**REQUIRED WORK**
All lines in which the word "mouth" occurs are to be extracted.

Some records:

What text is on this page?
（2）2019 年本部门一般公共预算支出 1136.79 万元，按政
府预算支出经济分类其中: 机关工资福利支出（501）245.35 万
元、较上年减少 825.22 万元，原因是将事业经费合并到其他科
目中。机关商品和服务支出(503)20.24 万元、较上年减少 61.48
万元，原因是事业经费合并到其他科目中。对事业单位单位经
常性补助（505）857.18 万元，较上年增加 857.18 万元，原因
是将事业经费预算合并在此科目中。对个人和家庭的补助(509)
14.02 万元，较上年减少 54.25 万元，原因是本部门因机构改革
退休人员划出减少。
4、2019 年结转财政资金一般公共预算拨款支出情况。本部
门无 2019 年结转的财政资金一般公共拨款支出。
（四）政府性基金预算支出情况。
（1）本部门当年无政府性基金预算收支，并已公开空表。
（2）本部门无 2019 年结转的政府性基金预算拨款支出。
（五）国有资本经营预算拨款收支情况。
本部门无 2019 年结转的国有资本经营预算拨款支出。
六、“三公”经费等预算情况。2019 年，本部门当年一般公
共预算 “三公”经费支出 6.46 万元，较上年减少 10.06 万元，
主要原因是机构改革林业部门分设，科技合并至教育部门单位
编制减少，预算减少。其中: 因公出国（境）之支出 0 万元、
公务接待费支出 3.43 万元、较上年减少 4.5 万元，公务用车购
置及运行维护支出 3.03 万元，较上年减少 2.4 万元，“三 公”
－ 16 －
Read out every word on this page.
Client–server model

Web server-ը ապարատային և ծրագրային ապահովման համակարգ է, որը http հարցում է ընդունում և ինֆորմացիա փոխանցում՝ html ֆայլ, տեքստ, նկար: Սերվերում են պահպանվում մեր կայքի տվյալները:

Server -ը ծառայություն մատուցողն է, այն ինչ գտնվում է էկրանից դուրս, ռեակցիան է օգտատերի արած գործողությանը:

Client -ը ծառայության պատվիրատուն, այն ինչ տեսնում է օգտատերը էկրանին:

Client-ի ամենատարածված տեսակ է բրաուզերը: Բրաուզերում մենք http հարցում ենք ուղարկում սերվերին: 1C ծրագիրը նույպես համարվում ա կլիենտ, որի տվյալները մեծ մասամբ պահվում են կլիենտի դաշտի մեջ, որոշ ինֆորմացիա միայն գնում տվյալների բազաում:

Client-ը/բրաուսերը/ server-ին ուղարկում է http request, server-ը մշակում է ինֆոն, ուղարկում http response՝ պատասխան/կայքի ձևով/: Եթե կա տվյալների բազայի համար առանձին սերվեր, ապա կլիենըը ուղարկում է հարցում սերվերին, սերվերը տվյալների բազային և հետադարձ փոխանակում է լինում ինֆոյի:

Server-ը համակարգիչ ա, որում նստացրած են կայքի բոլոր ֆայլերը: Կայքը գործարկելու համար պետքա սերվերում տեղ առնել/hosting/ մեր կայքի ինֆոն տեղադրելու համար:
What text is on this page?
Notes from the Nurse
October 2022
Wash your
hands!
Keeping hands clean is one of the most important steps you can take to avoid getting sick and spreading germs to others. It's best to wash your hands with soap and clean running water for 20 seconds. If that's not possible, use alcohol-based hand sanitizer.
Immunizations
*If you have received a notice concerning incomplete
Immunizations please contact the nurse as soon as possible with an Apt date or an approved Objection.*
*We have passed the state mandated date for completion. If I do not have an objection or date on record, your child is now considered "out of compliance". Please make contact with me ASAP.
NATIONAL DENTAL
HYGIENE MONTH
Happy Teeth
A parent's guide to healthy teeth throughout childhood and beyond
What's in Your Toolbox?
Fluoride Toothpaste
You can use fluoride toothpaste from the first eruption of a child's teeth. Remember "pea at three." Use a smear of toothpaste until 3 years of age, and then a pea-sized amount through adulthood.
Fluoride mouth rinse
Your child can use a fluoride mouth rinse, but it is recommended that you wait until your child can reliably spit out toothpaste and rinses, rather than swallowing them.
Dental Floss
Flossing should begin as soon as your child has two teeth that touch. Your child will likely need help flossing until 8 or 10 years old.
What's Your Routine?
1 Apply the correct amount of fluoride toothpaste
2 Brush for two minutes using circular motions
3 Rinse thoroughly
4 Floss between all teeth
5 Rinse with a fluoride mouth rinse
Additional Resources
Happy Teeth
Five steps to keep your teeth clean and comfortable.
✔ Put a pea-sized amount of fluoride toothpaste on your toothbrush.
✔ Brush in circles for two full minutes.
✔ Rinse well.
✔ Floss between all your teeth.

**EXERCISE RESPONSE**
Fluoride mouth rinse
Your child can use a fluoride mouth rinse, but it is recommended that you wait until your child can reliably spit out toothpaste and rinses, rather than swallowing them.
5 Rinse with a fluoride mouth rinse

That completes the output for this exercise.